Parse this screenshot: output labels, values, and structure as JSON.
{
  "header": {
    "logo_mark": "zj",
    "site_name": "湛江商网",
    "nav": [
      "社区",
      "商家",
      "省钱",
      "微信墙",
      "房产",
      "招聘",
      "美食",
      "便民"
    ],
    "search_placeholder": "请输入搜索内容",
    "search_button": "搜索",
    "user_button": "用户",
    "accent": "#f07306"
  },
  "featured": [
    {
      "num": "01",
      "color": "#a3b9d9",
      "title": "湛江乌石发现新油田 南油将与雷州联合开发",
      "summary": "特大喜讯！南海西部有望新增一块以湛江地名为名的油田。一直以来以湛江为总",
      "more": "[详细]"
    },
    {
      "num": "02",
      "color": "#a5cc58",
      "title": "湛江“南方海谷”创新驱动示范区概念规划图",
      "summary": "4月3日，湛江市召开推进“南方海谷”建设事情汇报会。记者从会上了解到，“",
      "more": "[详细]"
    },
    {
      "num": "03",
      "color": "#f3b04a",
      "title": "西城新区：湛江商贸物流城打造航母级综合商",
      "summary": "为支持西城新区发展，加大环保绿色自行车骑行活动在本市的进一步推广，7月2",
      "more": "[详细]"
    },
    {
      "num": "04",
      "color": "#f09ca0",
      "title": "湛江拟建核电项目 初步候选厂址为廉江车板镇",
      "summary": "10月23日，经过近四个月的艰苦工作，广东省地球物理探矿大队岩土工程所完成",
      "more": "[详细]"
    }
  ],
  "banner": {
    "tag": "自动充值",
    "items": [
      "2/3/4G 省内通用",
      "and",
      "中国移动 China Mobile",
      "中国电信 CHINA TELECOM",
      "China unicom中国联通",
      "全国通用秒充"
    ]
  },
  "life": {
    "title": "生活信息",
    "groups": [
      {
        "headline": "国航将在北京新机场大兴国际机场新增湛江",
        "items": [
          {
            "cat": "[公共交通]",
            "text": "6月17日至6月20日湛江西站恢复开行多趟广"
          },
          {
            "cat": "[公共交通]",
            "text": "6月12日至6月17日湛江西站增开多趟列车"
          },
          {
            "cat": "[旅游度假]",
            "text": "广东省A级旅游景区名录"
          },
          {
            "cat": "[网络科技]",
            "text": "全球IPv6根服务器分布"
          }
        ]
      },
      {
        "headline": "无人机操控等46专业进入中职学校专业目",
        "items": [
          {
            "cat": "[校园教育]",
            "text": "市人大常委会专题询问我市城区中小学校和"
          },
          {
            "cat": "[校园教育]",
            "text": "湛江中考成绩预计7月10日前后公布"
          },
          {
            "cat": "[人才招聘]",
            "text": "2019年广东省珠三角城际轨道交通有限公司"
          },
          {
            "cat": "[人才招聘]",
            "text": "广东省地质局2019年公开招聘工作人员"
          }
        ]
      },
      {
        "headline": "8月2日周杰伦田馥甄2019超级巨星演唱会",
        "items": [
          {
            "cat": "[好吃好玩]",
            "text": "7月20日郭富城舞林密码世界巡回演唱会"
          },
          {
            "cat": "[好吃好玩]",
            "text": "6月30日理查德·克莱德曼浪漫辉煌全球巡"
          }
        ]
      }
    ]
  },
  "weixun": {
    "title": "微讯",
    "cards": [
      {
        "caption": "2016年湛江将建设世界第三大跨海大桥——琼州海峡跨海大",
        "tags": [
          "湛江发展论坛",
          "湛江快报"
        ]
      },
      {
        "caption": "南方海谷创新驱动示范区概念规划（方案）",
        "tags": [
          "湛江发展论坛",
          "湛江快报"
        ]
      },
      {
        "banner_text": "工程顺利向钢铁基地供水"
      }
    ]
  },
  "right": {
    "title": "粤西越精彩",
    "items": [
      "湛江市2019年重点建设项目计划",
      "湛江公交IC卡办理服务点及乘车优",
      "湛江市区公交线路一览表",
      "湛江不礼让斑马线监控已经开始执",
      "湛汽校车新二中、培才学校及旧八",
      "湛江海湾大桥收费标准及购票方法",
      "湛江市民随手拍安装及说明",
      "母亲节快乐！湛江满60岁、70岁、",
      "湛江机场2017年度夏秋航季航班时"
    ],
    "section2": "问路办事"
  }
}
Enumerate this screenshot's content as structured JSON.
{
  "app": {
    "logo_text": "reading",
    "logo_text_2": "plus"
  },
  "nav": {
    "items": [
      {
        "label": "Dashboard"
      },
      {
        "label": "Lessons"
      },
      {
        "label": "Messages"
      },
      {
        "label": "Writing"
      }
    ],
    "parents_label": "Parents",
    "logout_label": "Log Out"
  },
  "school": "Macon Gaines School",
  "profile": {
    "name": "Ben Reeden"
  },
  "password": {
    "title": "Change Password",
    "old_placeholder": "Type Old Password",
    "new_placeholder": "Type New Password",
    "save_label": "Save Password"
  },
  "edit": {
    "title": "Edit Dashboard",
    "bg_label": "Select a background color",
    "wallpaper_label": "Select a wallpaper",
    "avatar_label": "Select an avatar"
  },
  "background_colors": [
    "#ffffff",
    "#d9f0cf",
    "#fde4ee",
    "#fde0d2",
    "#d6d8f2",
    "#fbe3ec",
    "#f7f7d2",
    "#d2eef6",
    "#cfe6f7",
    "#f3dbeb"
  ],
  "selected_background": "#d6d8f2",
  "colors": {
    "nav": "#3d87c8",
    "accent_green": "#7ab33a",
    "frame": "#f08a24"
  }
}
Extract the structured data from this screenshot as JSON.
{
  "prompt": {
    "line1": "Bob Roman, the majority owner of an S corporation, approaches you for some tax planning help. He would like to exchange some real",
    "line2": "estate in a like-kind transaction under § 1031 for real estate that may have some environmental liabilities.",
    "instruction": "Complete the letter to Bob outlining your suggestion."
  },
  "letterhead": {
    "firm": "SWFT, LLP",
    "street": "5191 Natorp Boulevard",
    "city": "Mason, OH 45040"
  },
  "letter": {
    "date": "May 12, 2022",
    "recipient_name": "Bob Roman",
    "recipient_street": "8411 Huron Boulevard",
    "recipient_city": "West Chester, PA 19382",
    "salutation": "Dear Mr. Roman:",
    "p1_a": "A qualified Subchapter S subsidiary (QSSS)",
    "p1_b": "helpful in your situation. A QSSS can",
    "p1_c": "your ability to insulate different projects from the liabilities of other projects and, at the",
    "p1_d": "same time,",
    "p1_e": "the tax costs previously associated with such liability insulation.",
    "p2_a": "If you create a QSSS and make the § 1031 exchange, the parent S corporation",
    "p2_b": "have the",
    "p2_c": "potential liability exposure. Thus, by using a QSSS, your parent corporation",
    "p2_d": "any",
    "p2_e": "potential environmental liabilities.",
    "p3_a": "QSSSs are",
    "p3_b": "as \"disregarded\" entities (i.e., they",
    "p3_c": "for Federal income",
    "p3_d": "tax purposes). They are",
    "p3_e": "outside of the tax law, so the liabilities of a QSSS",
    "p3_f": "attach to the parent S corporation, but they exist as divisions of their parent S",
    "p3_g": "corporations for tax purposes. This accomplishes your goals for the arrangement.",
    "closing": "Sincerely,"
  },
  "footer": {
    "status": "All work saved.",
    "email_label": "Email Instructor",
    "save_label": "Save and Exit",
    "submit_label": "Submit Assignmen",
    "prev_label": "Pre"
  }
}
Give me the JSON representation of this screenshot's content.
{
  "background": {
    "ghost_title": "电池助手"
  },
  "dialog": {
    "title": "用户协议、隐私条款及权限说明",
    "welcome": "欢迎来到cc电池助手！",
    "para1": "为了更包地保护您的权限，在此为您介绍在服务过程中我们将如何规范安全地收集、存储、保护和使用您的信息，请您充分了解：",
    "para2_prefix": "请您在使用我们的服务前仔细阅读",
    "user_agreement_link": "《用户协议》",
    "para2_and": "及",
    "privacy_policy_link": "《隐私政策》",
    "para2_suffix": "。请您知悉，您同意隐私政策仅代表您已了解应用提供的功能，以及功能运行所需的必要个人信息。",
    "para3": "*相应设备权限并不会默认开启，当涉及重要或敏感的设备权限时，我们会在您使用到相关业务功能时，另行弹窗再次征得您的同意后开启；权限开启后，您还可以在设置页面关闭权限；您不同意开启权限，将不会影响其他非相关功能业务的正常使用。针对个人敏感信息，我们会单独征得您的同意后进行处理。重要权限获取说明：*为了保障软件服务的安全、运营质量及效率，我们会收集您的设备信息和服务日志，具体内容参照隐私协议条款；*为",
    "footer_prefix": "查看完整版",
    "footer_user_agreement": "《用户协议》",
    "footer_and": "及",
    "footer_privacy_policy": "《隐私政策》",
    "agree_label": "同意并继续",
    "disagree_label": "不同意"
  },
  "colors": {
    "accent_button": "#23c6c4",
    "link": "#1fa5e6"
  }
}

☆ ☆ ☆

Check each line of the records above for "real", and copy those that have it.

    "line1": "Bob Roman, the majority owner of an S corporation, approaches you for some tax planning help. He would like to exchange some real",
    "line2": "estate in a like-kind transaction under § 1031 for real estate that may have some environmental liabilities.",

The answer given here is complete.